• TASK GOAL: Note each line of the listing that contains the string "只能获取public修饰的", and copy it.

[Data entries]
__________________________________________________

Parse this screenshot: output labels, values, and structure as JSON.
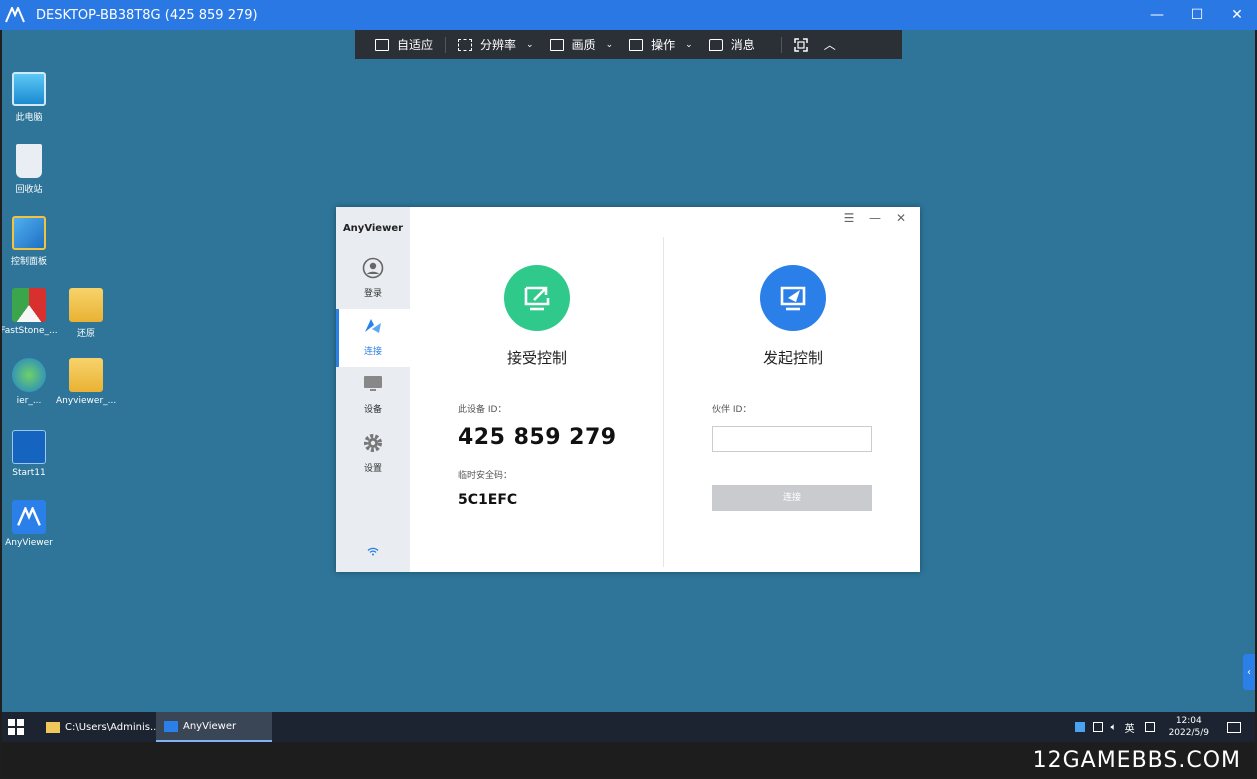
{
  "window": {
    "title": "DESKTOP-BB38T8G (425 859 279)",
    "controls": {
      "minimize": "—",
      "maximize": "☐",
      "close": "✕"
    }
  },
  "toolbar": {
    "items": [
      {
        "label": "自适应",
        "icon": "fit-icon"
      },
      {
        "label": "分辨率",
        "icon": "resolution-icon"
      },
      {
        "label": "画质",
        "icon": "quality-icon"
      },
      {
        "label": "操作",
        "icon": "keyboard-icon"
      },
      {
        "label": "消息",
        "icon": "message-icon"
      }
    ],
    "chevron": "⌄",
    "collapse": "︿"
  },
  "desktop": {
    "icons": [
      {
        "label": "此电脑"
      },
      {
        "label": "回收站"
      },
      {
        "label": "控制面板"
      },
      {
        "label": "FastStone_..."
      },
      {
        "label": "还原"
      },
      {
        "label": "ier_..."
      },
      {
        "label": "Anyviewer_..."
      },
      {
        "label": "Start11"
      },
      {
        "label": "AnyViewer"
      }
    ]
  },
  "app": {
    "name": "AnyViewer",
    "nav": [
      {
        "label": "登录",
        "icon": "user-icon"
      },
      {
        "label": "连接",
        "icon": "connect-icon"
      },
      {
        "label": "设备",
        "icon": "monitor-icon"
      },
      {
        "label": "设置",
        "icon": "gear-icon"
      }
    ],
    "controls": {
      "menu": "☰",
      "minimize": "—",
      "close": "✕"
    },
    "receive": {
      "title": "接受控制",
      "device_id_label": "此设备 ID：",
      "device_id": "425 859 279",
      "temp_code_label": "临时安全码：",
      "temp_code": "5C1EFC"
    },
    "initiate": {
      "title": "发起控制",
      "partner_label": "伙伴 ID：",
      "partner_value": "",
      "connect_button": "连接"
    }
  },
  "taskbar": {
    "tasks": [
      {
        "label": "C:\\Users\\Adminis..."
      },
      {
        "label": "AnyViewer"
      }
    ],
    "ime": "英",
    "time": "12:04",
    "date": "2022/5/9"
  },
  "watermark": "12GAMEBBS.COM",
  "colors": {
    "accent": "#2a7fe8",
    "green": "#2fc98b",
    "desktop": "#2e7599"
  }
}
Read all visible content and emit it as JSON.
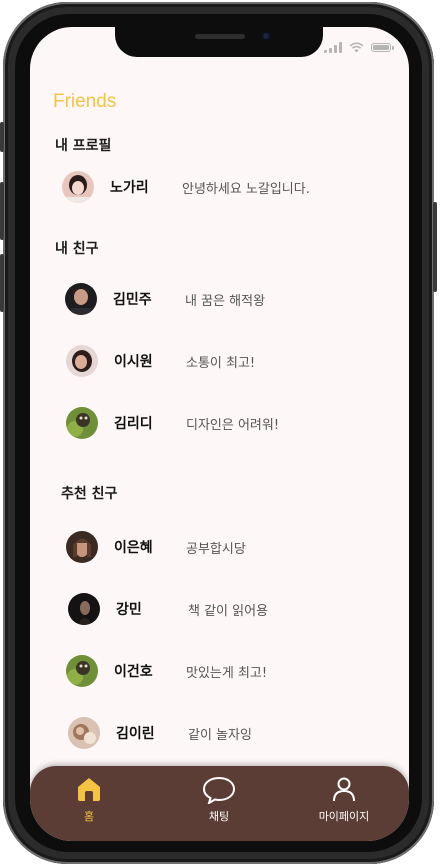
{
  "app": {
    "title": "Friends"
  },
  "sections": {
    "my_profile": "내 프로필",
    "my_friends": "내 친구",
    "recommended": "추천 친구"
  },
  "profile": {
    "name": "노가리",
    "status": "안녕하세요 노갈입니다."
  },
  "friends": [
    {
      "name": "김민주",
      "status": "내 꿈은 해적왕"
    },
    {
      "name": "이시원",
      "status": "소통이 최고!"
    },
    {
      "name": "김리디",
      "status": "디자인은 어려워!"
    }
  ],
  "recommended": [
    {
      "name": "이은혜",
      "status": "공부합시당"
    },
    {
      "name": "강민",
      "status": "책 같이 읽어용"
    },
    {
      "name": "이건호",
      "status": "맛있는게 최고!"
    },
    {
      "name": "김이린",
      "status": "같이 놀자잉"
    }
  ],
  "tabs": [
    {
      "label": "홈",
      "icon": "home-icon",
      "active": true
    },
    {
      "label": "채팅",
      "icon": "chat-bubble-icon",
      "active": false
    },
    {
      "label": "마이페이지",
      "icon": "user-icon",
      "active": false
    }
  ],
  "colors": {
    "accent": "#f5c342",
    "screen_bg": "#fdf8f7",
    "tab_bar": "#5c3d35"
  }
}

__________________________________________________

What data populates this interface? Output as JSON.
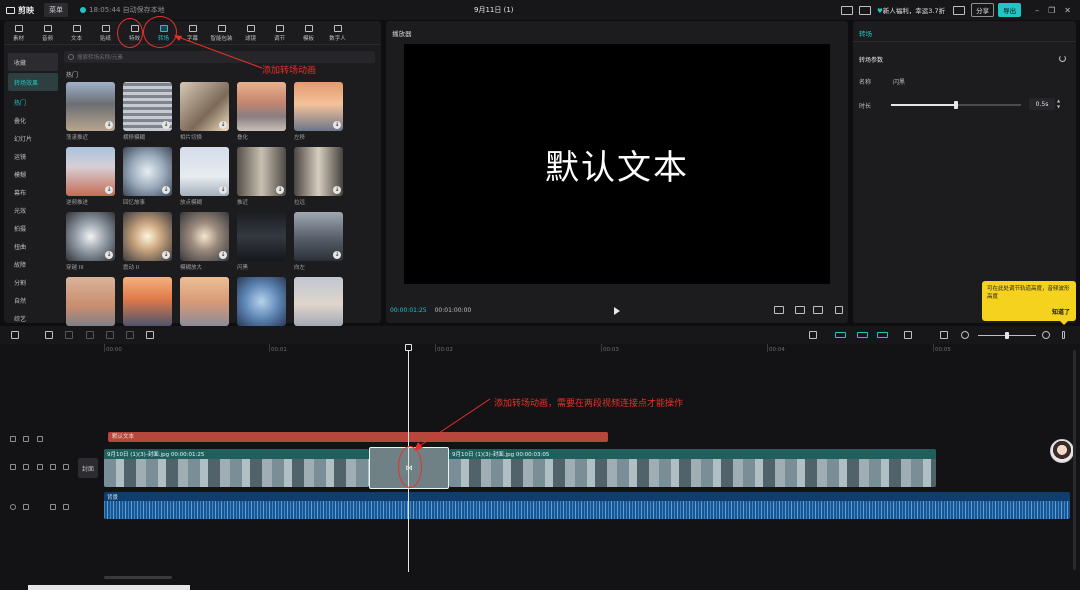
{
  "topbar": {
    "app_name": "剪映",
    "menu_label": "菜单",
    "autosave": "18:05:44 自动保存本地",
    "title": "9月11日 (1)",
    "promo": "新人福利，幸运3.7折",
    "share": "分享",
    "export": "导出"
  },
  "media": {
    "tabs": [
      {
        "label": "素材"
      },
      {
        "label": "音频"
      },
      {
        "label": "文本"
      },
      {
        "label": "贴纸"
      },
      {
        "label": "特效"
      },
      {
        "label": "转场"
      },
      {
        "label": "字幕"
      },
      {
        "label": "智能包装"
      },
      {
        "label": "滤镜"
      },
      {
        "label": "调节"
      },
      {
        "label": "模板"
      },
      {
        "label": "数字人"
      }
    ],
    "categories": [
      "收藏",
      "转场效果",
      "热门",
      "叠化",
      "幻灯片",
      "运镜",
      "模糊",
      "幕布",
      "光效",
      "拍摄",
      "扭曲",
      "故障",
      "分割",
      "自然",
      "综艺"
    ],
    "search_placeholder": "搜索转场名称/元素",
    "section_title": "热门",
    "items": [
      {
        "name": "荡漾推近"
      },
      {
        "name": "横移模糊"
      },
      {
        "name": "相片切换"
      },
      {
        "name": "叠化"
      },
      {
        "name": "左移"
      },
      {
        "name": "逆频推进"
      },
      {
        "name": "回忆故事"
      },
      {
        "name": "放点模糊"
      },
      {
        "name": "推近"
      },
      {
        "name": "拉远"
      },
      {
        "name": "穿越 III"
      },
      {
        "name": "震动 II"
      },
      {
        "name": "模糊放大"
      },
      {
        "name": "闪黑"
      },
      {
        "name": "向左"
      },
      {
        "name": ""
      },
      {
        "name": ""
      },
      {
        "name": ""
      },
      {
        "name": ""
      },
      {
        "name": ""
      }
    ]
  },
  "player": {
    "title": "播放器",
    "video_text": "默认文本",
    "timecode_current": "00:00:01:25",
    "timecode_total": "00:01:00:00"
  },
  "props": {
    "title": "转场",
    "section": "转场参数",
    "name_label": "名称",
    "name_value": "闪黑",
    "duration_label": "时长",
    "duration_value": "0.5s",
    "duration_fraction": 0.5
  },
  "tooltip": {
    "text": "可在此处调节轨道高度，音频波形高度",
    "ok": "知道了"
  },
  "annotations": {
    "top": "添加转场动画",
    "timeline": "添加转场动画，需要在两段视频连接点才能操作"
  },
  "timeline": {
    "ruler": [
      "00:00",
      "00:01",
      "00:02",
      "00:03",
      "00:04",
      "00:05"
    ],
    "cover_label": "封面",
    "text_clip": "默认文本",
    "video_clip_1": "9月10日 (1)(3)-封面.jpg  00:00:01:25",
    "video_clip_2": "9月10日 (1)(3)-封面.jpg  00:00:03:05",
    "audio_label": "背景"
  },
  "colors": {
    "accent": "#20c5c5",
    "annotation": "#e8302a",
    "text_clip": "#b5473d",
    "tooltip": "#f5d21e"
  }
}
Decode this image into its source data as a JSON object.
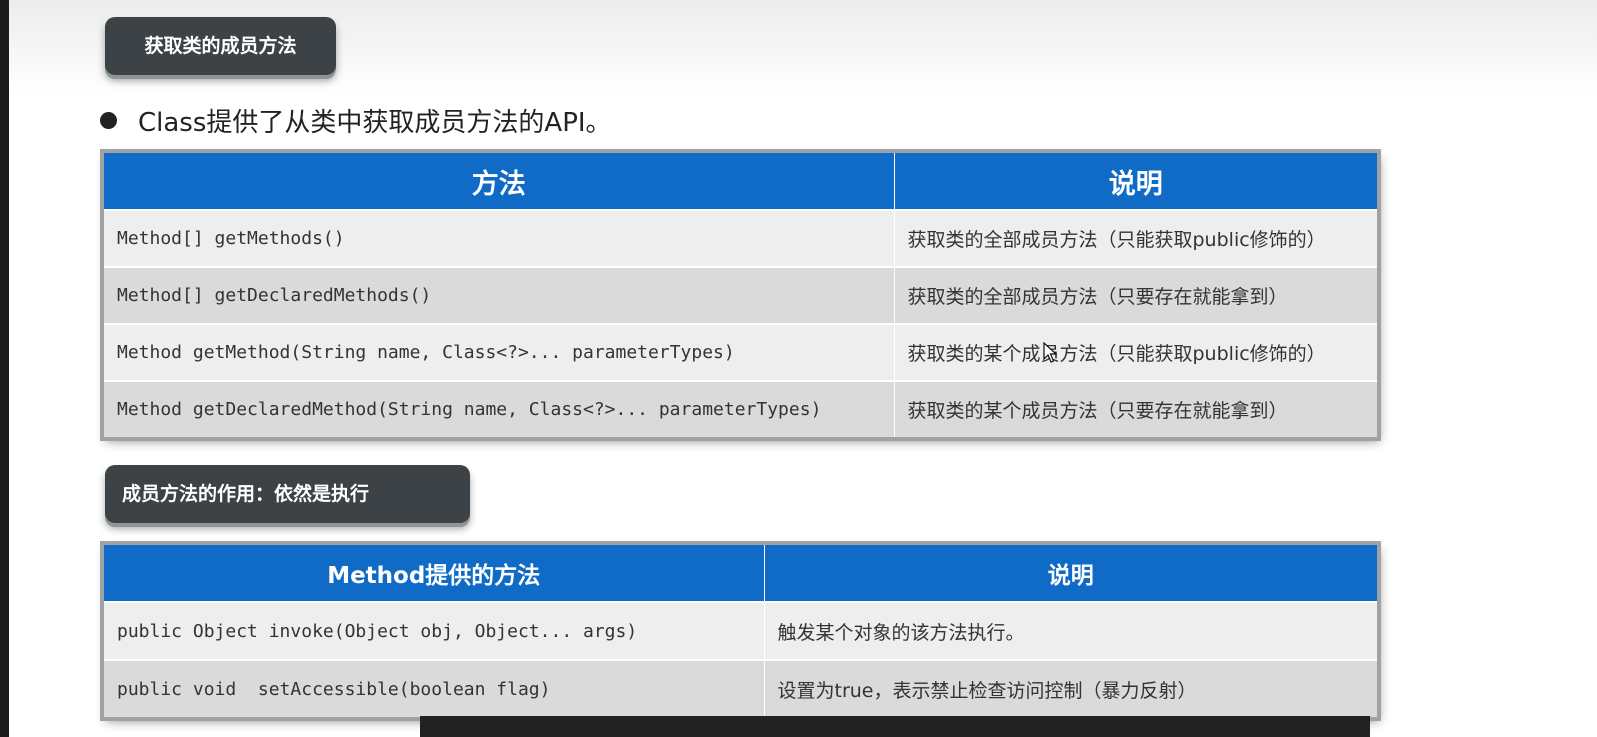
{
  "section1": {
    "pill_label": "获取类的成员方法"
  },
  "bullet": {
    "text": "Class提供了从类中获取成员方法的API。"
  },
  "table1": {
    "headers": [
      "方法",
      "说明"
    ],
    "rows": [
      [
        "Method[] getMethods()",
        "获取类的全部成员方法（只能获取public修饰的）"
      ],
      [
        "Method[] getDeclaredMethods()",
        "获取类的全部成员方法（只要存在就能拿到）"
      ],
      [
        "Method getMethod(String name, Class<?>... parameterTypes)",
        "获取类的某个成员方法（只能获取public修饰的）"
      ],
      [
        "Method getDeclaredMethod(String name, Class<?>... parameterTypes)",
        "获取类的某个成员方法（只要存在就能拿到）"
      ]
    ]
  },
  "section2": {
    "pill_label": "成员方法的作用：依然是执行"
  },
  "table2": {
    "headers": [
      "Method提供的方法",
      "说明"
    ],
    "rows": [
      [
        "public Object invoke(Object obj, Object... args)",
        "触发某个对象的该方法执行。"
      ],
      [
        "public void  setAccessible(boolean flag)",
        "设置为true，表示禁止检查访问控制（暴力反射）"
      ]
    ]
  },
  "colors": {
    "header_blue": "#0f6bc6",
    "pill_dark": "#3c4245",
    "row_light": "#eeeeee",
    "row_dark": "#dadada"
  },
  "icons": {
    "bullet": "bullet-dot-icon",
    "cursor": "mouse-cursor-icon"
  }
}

__________________________________________________

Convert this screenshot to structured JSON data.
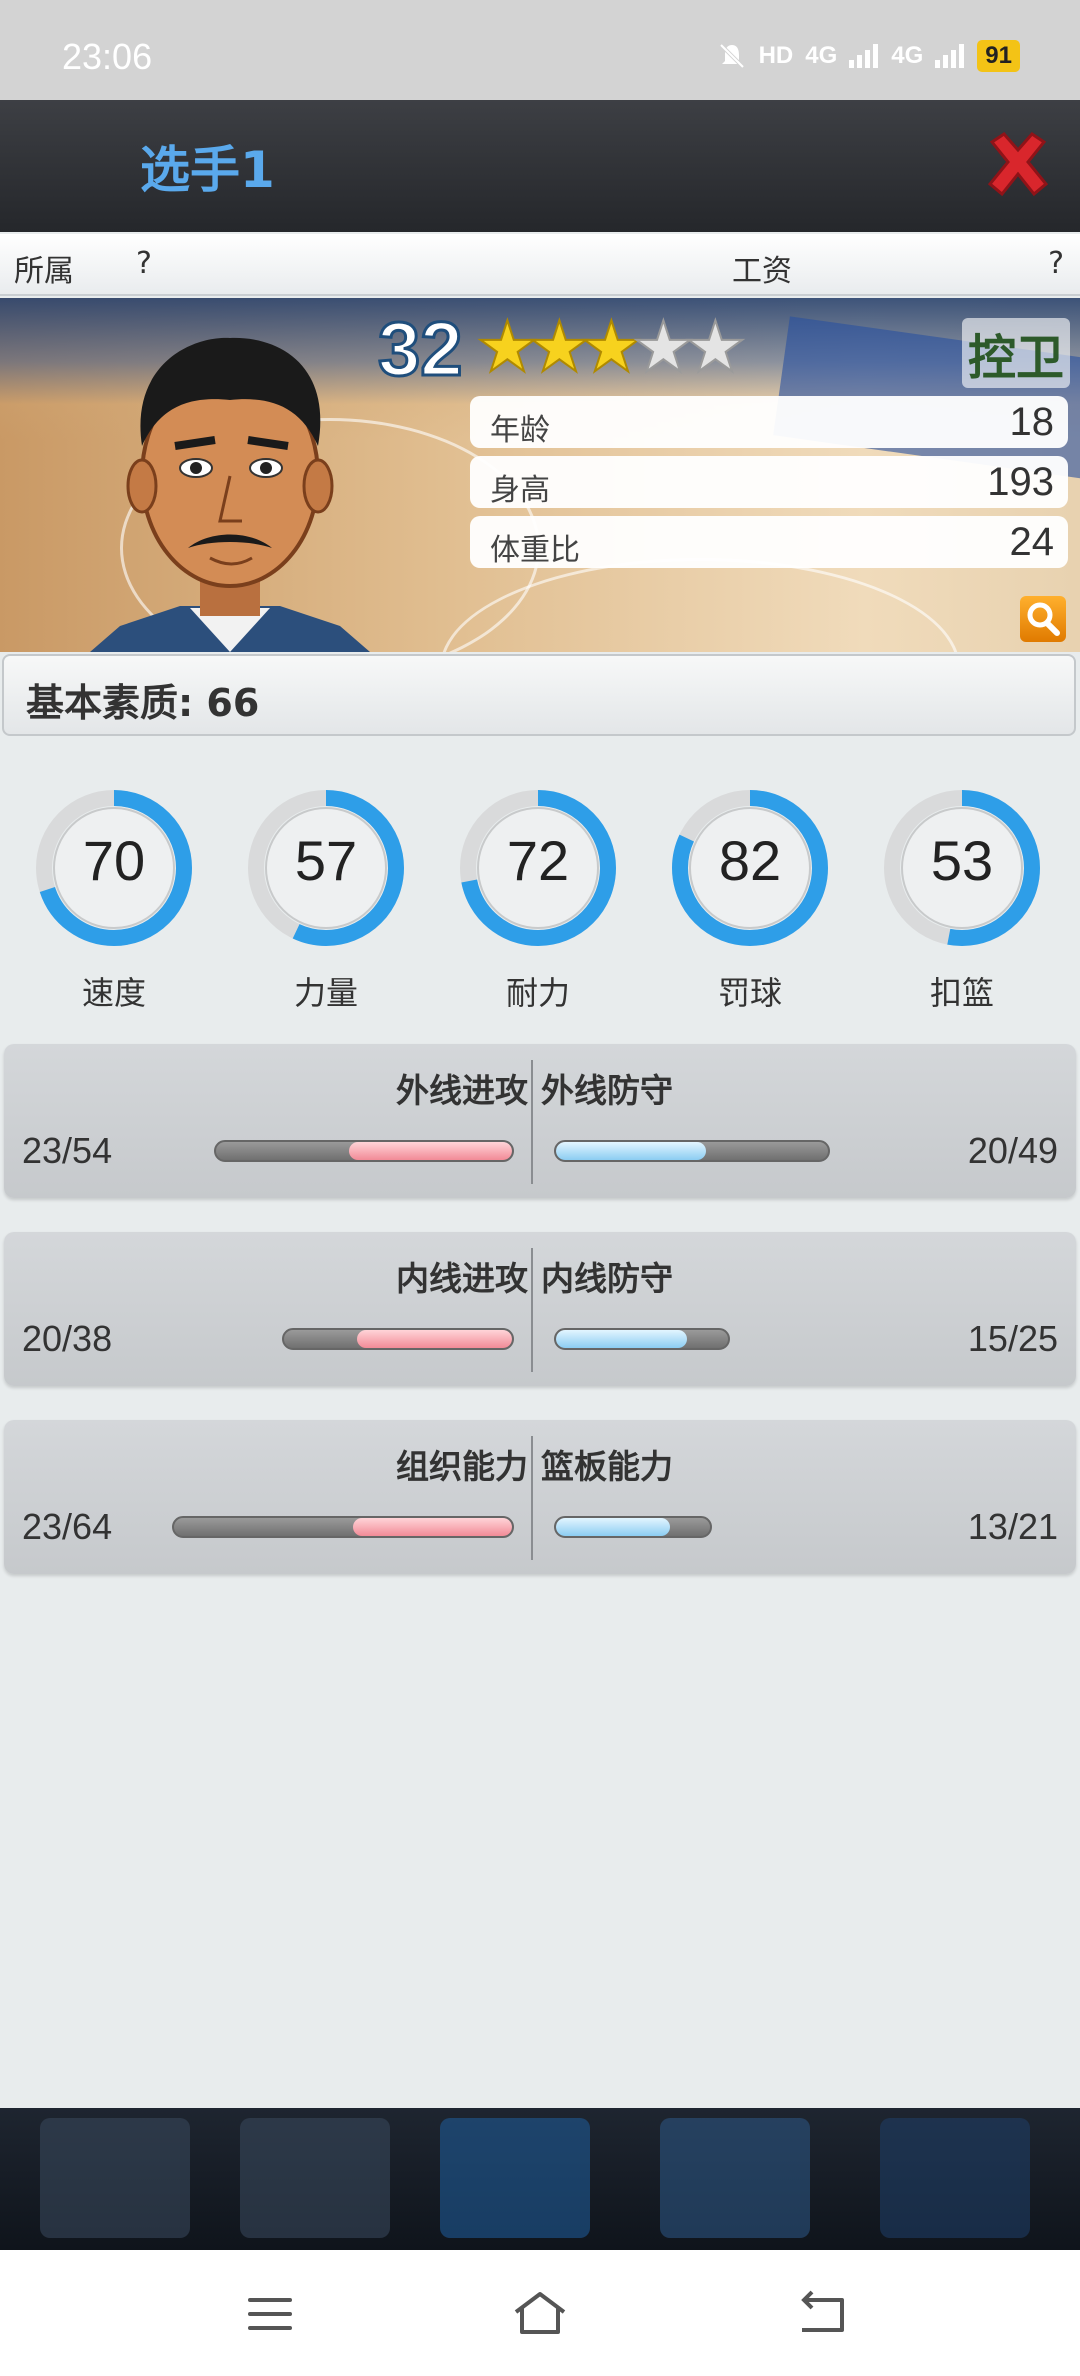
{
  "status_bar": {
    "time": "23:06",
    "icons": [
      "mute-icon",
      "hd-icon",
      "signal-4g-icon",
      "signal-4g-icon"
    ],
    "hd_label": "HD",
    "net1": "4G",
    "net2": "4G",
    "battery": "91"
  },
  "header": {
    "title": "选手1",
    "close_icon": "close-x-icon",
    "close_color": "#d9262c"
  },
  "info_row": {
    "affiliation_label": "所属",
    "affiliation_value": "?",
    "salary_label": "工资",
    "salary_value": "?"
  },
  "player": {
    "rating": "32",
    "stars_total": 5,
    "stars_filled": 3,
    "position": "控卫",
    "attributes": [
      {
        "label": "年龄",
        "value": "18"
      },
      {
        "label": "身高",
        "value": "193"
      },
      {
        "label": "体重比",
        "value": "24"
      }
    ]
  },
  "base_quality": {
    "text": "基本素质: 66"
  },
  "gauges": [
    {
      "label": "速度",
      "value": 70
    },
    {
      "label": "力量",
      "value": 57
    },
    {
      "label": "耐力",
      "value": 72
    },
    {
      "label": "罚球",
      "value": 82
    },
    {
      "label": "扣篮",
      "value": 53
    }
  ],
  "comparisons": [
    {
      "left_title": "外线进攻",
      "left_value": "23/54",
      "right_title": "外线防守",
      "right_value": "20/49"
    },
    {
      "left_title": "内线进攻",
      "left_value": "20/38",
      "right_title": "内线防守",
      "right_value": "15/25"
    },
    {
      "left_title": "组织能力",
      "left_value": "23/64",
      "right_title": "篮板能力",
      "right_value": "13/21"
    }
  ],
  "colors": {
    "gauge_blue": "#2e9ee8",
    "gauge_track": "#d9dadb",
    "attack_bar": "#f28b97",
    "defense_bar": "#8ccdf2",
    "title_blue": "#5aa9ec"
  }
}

__________________________________________________

• RESULT:
        "获取类的全部成员方法（只能获取public修饰的）"
        "获取类的某个成员方法（只能获取public修饰的）"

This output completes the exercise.